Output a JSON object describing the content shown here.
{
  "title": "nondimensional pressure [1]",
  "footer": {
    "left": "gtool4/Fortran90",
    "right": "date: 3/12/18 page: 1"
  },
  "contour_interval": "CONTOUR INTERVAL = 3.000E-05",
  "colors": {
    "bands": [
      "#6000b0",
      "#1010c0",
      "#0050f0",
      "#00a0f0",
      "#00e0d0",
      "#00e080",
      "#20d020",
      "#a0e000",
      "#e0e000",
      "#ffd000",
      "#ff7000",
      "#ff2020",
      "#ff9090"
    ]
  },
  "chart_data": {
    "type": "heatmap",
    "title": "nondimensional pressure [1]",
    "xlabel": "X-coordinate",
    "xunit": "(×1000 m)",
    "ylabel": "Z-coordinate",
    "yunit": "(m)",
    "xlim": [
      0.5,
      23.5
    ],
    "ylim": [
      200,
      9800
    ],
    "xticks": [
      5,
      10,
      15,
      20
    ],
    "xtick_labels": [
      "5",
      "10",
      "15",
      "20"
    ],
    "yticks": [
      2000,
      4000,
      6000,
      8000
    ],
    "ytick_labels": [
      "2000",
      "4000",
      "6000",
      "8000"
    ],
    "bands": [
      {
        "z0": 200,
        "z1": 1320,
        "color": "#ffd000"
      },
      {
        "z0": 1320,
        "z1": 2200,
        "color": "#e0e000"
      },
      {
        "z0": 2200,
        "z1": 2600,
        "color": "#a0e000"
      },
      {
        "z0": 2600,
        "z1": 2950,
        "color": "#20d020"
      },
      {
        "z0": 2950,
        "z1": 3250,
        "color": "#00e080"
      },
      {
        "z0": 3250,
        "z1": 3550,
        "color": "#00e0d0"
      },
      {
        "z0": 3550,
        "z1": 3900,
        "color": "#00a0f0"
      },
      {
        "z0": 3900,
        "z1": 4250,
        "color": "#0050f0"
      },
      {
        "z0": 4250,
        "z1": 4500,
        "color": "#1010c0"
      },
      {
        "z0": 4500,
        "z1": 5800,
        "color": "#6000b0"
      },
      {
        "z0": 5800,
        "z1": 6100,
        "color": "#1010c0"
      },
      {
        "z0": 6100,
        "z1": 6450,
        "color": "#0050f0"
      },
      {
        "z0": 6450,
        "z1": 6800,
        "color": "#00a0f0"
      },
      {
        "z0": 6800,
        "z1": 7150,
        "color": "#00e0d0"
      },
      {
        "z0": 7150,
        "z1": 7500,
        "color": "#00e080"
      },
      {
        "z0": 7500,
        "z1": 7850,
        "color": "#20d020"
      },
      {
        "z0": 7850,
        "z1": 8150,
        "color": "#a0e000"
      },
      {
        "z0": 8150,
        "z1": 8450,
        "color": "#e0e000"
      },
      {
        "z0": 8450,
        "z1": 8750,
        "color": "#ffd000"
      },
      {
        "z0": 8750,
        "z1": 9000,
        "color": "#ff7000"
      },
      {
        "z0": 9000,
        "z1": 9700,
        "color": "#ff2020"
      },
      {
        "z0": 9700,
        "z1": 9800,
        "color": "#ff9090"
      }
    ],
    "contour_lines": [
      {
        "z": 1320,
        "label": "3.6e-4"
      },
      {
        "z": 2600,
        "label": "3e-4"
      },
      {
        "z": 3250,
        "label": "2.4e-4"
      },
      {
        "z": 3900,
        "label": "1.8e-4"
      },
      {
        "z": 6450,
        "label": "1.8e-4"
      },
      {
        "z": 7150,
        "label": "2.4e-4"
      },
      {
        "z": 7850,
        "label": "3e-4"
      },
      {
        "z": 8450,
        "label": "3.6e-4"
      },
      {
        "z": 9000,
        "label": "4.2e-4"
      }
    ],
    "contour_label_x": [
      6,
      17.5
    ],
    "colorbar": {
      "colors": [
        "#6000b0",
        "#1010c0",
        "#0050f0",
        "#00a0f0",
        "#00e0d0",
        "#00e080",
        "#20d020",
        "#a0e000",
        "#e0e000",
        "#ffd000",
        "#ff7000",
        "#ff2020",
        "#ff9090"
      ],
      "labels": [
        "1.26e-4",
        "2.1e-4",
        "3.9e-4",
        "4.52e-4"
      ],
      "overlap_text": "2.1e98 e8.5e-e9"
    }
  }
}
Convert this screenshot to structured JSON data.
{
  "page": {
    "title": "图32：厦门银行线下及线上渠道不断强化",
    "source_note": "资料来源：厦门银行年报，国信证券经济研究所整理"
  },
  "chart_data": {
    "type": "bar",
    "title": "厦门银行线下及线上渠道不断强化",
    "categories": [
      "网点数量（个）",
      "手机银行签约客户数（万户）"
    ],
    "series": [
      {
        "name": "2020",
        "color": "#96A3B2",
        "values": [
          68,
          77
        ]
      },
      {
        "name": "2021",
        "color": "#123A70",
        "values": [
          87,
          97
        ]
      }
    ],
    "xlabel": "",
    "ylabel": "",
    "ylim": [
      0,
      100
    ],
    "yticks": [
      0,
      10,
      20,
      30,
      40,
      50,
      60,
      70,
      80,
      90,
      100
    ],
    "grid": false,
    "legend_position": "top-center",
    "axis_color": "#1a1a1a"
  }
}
============
What you should do>
Check each line of the records above for the string "coordinate", and report every line that has it.

Completed exercise>
    "xlabel": "X-coordinate",
    "ylabel": "Z-coordinate",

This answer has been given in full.